▶ _Exercise prompt_: Copy out the entries exactly, from the first line to the last.

-- Start Supplied data --

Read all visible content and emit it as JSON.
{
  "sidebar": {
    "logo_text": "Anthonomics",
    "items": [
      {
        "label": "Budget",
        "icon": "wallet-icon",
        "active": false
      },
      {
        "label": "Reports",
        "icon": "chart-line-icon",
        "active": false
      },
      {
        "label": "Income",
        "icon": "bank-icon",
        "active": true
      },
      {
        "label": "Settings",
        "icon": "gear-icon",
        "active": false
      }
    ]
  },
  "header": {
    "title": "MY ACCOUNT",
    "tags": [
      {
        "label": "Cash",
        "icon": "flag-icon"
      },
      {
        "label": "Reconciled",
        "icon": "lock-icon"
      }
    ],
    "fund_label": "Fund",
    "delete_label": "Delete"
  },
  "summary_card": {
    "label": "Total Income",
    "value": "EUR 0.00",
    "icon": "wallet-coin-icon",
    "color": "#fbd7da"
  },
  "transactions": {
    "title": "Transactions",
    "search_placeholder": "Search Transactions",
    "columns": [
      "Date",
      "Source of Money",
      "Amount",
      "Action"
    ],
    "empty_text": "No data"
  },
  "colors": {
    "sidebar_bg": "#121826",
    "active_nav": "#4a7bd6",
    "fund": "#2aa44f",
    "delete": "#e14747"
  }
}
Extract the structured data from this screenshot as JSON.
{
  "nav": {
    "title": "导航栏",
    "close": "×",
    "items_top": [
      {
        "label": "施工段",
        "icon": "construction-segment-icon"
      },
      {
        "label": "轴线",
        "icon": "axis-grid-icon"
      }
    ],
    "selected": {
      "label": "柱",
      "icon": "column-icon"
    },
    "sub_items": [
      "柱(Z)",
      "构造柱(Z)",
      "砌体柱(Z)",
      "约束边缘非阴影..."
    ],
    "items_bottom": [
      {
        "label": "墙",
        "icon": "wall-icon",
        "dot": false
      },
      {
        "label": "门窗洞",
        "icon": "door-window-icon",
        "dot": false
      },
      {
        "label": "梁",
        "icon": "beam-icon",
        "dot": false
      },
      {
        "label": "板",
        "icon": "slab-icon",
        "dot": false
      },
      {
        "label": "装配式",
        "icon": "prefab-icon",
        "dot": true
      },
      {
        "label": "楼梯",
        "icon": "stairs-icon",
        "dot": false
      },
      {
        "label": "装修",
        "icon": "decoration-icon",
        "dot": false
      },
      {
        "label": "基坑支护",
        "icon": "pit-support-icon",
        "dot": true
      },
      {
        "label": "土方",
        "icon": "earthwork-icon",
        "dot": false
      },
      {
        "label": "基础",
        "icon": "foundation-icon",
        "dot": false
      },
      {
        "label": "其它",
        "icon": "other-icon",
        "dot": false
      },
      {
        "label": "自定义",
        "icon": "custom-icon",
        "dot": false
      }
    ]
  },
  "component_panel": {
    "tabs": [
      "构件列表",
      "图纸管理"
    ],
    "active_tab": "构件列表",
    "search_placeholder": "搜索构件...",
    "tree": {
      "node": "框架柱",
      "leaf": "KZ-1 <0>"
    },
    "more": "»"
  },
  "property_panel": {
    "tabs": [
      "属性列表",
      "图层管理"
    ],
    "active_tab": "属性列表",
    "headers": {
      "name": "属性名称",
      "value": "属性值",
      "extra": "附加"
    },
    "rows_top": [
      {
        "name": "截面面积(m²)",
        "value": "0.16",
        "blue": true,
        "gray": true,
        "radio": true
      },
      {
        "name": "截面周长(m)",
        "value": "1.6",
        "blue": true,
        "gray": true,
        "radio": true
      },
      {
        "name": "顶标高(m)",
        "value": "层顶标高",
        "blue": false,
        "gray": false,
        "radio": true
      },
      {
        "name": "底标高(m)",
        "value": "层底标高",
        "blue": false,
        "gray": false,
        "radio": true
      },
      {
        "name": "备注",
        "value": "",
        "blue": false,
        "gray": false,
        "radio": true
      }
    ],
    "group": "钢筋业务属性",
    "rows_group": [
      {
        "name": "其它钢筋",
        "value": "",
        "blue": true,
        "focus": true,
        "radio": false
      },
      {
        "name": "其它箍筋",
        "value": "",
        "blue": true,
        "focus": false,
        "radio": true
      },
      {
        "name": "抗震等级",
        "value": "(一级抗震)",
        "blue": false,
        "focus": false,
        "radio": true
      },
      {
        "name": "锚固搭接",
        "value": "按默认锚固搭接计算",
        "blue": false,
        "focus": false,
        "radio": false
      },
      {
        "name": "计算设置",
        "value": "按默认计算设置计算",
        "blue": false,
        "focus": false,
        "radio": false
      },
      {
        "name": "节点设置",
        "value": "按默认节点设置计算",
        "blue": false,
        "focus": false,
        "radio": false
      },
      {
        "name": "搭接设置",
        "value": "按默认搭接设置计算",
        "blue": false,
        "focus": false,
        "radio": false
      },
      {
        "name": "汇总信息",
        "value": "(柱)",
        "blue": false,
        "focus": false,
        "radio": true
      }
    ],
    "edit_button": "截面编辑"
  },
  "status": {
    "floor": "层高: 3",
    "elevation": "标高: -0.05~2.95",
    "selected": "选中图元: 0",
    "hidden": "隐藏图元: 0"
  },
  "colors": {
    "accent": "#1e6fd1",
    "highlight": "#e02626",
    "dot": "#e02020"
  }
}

-- End Supplied data --

▶ _Solution to this problem_:
Read all visible content and emit it as JSON.
{
  "sidebar": {
    "logo_text": "Anthonomics",
    "items": [
      {
        "label": "Budget",
        "icon": "wallet-icon",
        "active": false
      },
      {
        "label": "Reports",
        "icon": "chart-line-icon",
        "active": false
      },
      {
        "label": "Income",
        "icon": "bank-icon",
        "active": true
      },
      {
        "label": "Settings",
        "icon": "gear-icon",
        "active": false
      }
    ]
  },
  "header": {
    "title": "MY ACCOUNT",
    "tags": [
      {
        "label": "Cash",
        "icon": "flag-icon"
      },
      {
        "label": "Reconciled",
        "icon": "lock-icon"
      }
    ],
    "fund_label": "Fund",
    "delete_label": "Delete"
  },
  "summary_card": {
    "label": "Total Income",
    "value": "EUR 0.00",
    "icon": "wallet-coin-icon",
    "color": "#fbd7da"
  },
  "transactions": {
    "title": "Transactions",
    "search_placeholder": "Search Transactions",
    "columns": [
      "Date",
      "Source of Money",
      "Amount",
      "Action"
    ],
    "empty_text": "No data"
  },
  "colors": {
    "sidebar_bg": "#121826",
    "active_nav": "#4a7bd6",
    "fund": "#2aa44f",
    "delete": "#e14747"
  }
}
Extract the structured data from this screenshot as JSON.
{
  "nav": {
    "title": "导航栏",
    "close": "×",
    "items_top": [
      {
        "label": "施工段",
        "icon": "construction-segment-icon"
      },
      {
        "label": "轴线",
        "icon": "axis-grid-icon"
      }
    ],
    "selected": {
      "label": "柱",
      "icon": "column-icon"
    },
    "sub_items": [
      "柱(Z)",
      "构造柱(Z)",
      "砌体柱(Z)",
      "约束边缘非阴影..."
    ],
    "items_bottom": [
      {
        "label": "墙",
        "icon": "wall-icon",
        "dot": false
      },
      {
        "label": "门窗洞",
        "icon": "door-window-icon",
        "dot": false
      },
      {
        "label": "梁",
        "icon": "beam-icon",
        "dot": false
      },
      {
        "label": "板",
        "icon": "slab-icon",
        "dot": false
      },
      {
        "label": "装配式",
        "icon": "prefab-icon",
        "dot": true
      },
      {
        "label": "楼梯",
        "icon": "stairs-icon",
        "dot": false
      },
      {
        "label": "装修",
        "icon": "decoration-icon",
        "dot": false
      },
      {
        "label": "基坑支护",
        "icon": "pit-support-icon",
        "dot": true
      },
      {
        "label": "土方",
        "icon": "earthwork-icon",
        "dot": false
      },
      {
        "label": "基础",
        "icon": "foundation-icon",
        "dot": false
      },
      {
        "label": "其它",
        "icon": "other-icon",
        "dot": false
      },
      {
        "label": "自定义",
        "icon": "custom-icon",
        "dot": false
      }
    ]
  },
  "component_panel": {
    "tabs": [
      "构件列表",
      "图纸管理"
    ],
    "active_tab": "构件列表",
    "search_placeholder": "搜索构件...",
    "tree": {
      "node": "框架柱",
      "leaf": "KZ-1 <0>"
    },
    "more": "»"
  },
  "property_panel": {
    "tabs": [
      "属性列表",
      "图层管理"
    ],
    "active_tab": "属性列表",
    "headers": {
      "name": "属性名称",
      "value": "属性值",
      "extra": "附加"
    },
    "rows_top": [
      {
        "name": "截面面积(m²)",
        "value": "0.16",
        "blue": true,
        "gray": true,
        "radio": true
      },
      {
        "name": "截面周长(m)",
        "value": "1.6",
        "blue": true,
        "gray": true,
        "radio": true
      },
      {
        "name": "顶标高(m)",
        "value": "层顶标高",
        "blue": false,
        "gray": false,
        "radio": true
      },
      {
        "name": "底标高(m)",
        "value": "层底标高",
        "blue": false,
        "gray": false,
        "radio": true
      },
      {
        "name": "备注",
        "value": "",
        "blue": false,
        "gray": false,
        "radio": true
      }
    ],
    "group": "钢筋业务属性",
    "rows_group": [
      {
        "name": "其它钢筋",
        "value": "",
        "blue": true,
        "focus": true,
        "radio": false
      },
      {
        "name": "其它箍筋",
        "value": "",
        "blue": true,
        "focus": false,
        "radio": true
      },
      {
        "name": "抗震等级",
        "value": "(一级抗震)",
        "blue": false,
        "focus": false,
        "radio": true
      },
      {
        "name": "锚固搭接",
        "value": "按默认锚固搭接计算",
        "blue": false,
        "focus": false,
        "radio": false
      },
      {
        "name": "计算设置",
        "value": "按默认计算设置计算",
        "blue": false,
        "focus": false,
        "radio": false
      },
      {
        "name": "节点设置",
        "value": "按默认节点设置计算",
        "blue": false,
        "focus": false,
        "radio": false
      },
      {
        "name": "搭接设置",
        "value": "按默认搭接设置计算",
        "blue": false,
        "focus": false,
        "radio": false
      },
      {
        "name": "汇总信息",
        "value": "(柱)",
        "blue": false,
        "focus": false,
        "radio": true
      }
    ],
    "edit_button": "截面编辑"
  },
  "status": {
    "floor": "层高: 3",
    "elevation": "标高: -0.05~2.95",
    "selected": "选中图元: 0",
    "hidden": "隐藏图元: 0"
  },
  "colors": {
    "accent": "#1e6fd1",
    "highlight": "#e02626",
    "dot": "#e02020"
  }
}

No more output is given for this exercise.